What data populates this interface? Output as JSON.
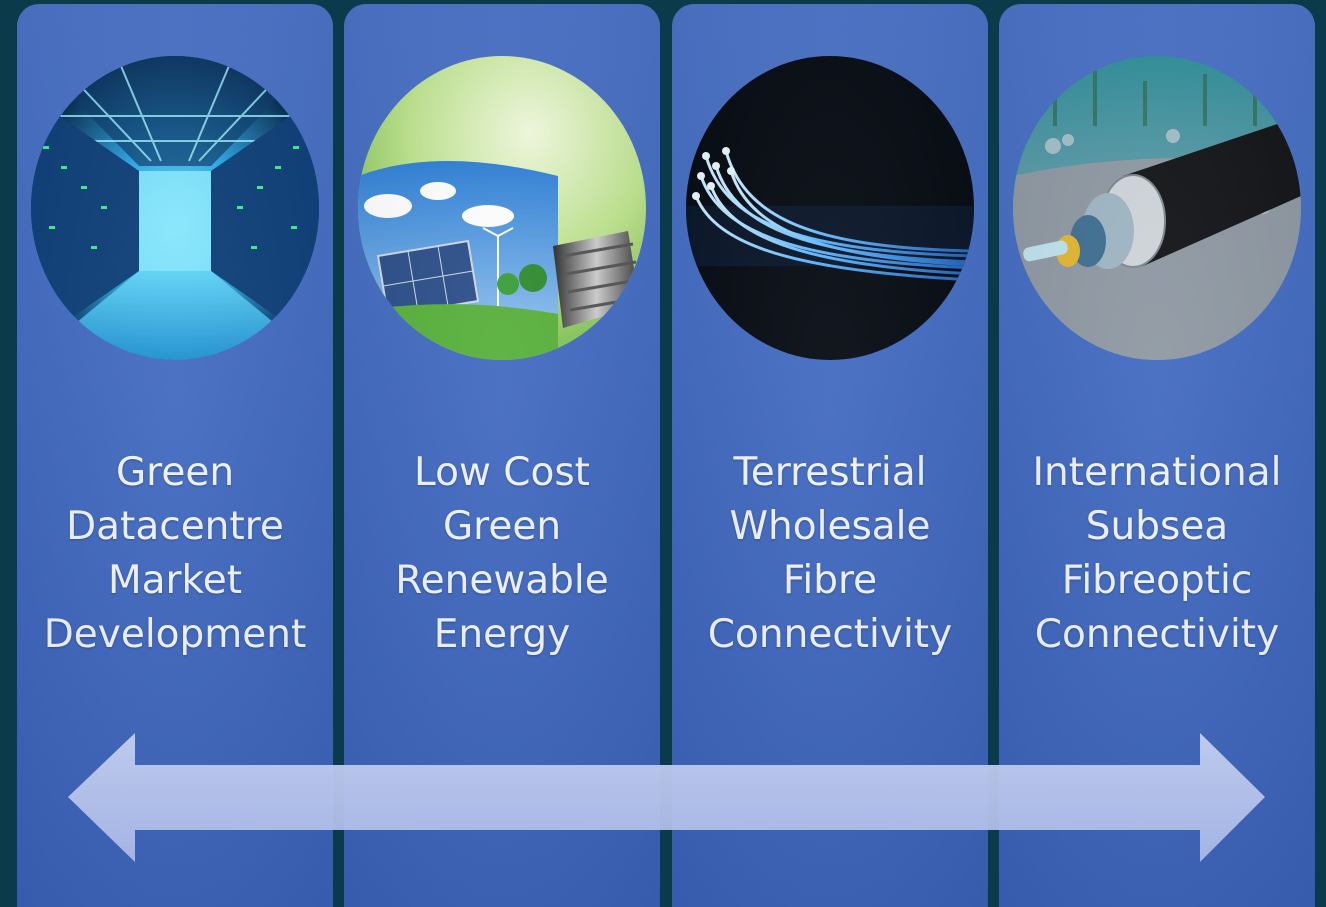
{
  "panels": [
    {
      "icon": "datacentre-corridor-icon",
      "label_lines": [
        "Green",
        "Datacentre",
        "Market",
        "Development"
      ]
    },
    {
      "icon": "lightbulb-renewable-icon",
      "label_lines": [
        "Low Cost",
        "Green",
        "Renewable",
        "Energy"
      ]
    },
    {
      "icon": "fibre-optic-strands-icon",
      "label_lines": [
        "Terrestrial",
        "Wholesale",
        "Fibre",
        "Connectivity"
      ]
    },
    {
      "icon": "subsea-cable-icon",
      "label_lines": [
        "International",
        "Subsea",
        "Fibreoptic",
        "Connectivity"
      ]
    }
  ],
  "colors": {
    "background": "#0b3a4a",
    "panel": "#4068bf",
    "arrow": "#b9c6ec",
    "text": "#eef2fb"
  }
}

•••

- _Stated exercise_: From the material above, reproduce everything verbatim except the pictures.

- _Answer to the task_:
What data populates this interface? Output as JSON.
{
  "panels": [
    {
      "icon": "datacentre-corridor-icon",
      "label_lines": [
        "Green",
        "Datacentre",
        "Market",
        "Development"
      ]
    },
    {
      "icon": "lightbulb-renewable-icon",
      "label_lines": [
        "Low Cost",
        "Green",
        "Renewable",
        "Energy"
      ]
    },
    {
      "icon": "fibre-optic-strands-icon",
      "label_lines": [
        "Terrestrial",
        "Wholesale",
        "Fibre",
        "Connectivity"
      ]
    },
    {
      "icon": "subsea-cable-icon",
      "label_lines": [
        "International",
        "Subsea",
        "Fibreoptic",
        "Connectivity"
      ]
    }
  ],
  "colors": {
    "background": "#0b3a4a",
    "panel": "#4068bf",
    "arrow": "#b9c6ec",
    "text": "#eef2fb"
  }
}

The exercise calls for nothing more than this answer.